EXERCISE GOAL —
In the records below, pick out all lines containing the word "chevron".

-------- EXTRACTED ENTRIES --------

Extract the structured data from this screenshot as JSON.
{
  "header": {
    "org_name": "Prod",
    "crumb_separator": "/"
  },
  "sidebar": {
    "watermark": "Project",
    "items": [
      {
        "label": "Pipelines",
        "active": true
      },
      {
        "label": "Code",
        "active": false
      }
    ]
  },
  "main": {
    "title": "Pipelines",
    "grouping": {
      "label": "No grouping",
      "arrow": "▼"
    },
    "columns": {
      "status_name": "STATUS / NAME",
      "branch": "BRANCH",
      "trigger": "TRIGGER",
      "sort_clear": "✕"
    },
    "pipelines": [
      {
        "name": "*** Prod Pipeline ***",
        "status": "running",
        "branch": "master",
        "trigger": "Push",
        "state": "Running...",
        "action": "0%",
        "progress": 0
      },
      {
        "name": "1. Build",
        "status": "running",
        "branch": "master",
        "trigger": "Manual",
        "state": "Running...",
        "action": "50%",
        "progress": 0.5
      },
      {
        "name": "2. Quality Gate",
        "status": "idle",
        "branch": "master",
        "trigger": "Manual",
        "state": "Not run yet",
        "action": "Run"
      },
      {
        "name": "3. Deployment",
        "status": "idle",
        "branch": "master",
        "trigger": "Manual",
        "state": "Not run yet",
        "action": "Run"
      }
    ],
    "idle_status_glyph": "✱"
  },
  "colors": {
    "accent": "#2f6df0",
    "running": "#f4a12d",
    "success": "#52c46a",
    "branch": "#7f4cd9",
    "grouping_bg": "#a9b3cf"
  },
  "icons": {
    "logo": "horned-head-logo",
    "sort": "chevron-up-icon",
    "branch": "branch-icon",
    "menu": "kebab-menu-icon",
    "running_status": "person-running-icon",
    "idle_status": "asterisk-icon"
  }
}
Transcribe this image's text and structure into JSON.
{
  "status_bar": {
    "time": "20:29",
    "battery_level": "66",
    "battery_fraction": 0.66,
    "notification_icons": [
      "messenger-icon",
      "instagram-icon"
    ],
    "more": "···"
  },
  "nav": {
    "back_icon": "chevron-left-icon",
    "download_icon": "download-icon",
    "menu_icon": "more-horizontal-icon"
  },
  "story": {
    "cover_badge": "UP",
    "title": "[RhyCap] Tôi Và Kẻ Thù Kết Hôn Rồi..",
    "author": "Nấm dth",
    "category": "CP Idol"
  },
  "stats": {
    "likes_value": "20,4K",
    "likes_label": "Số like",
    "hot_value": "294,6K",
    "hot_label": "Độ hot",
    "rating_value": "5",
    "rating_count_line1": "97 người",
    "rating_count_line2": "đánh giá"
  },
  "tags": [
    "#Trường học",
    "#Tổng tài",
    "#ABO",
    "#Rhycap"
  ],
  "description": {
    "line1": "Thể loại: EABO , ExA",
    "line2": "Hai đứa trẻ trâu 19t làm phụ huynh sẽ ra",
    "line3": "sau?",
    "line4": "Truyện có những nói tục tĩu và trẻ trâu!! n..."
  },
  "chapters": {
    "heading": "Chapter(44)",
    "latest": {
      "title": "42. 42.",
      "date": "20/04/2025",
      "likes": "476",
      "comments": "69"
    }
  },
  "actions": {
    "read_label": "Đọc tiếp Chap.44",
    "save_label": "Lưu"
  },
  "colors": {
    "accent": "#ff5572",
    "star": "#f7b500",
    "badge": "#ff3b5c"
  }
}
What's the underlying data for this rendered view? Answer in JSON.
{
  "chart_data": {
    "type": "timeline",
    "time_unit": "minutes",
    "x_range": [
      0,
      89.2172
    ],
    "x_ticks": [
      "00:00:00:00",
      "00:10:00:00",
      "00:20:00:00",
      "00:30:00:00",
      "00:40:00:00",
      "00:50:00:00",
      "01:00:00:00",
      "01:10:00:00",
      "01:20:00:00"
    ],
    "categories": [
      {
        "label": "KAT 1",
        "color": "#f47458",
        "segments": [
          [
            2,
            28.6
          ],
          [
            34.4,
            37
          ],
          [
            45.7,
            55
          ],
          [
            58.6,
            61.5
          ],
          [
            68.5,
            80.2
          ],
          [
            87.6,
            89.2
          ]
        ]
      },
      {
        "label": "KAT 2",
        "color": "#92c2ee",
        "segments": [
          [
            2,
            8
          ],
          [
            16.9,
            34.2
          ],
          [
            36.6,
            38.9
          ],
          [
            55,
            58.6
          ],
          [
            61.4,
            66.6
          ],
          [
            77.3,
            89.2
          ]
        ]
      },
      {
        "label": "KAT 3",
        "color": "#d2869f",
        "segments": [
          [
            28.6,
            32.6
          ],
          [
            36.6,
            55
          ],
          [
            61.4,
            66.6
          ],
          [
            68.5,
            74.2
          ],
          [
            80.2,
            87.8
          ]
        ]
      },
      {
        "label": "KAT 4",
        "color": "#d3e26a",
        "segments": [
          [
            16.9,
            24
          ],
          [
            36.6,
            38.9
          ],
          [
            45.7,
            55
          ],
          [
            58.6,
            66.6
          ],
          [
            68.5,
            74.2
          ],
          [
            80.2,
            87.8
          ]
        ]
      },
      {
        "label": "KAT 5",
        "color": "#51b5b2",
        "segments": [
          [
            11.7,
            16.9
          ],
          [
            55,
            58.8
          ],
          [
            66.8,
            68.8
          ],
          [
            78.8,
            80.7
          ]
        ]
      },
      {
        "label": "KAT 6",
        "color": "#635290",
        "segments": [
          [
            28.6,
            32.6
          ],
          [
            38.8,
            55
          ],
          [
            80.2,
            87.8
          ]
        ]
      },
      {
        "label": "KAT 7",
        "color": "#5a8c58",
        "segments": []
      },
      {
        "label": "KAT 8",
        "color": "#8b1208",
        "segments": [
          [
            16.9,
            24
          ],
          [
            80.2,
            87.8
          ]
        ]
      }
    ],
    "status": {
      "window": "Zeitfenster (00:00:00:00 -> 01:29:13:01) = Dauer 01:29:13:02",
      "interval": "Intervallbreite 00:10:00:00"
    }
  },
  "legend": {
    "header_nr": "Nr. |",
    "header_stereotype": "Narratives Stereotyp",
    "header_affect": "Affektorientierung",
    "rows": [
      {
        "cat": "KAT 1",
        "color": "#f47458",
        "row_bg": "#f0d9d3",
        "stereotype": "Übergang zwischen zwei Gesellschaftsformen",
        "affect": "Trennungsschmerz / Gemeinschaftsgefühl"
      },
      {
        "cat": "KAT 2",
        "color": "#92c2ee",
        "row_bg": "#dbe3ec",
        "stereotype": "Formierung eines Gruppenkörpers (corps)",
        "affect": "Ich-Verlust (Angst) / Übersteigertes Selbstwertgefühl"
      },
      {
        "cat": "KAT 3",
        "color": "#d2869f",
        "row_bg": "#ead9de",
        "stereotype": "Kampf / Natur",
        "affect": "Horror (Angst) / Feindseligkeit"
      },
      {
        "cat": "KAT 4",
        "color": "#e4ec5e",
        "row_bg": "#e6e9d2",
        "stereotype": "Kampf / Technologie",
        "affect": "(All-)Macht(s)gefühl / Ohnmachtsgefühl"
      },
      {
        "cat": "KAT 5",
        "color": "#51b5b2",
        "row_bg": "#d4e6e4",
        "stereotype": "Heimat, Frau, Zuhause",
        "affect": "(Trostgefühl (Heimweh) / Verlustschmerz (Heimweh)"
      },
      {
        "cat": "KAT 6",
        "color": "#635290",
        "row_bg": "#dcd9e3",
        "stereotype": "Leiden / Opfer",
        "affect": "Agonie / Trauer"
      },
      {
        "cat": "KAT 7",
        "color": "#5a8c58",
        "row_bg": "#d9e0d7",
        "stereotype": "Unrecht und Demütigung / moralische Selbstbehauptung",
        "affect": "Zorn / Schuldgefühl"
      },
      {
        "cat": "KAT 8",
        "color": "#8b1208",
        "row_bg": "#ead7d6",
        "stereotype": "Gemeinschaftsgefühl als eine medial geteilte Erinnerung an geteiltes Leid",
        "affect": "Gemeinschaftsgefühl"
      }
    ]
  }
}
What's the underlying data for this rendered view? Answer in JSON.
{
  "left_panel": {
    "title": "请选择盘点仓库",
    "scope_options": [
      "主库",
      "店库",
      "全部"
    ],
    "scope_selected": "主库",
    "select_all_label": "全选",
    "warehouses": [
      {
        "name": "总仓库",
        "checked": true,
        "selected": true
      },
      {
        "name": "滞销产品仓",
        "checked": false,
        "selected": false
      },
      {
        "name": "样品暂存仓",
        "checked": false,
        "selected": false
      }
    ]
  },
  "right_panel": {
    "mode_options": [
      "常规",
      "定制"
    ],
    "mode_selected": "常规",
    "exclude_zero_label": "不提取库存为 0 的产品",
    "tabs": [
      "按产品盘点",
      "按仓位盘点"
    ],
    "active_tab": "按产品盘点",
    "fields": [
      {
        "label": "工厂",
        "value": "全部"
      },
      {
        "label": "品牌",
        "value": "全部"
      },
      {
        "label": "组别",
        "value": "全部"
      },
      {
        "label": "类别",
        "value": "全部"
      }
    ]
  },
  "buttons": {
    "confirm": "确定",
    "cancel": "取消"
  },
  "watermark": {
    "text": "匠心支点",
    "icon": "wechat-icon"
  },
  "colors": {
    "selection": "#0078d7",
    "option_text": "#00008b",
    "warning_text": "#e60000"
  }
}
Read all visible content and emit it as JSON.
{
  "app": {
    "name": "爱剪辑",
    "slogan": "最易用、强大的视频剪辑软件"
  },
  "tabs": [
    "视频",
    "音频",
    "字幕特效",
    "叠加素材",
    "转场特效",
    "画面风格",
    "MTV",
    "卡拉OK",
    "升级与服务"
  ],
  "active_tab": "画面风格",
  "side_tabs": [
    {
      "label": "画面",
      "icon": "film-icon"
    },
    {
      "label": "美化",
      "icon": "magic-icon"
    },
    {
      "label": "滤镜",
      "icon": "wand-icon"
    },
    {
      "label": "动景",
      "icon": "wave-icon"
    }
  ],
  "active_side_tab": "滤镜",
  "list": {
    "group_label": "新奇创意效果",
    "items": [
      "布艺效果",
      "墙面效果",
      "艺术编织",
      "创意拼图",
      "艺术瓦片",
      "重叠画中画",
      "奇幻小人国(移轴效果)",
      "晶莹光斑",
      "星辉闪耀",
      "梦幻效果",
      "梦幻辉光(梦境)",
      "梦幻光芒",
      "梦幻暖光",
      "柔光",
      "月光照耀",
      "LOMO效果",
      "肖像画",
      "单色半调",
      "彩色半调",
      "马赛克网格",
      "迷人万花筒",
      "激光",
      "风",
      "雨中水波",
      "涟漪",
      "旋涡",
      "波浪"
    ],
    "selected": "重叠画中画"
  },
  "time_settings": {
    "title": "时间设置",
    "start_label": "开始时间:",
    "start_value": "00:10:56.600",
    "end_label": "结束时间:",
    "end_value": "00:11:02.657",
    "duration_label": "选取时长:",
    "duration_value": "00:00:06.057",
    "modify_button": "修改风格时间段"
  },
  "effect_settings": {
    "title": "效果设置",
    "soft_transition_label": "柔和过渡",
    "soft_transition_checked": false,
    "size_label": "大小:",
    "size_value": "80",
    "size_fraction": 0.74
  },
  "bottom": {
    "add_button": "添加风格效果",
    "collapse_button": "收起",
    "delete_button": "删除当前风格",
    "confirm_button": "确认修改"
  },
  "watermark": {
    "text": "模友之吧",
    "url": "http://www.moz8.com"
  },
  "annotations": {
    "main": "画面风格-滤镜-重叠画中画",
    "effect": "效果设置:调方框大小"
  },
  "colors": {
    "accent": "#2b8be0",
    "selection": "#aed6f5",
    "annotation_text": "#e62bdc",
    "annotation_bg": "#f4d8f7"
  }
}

--------

SOLUTION TO THIS TASK —
    "sort": "chevron-up-icon",
    "back_icon": "chevron-left-icon",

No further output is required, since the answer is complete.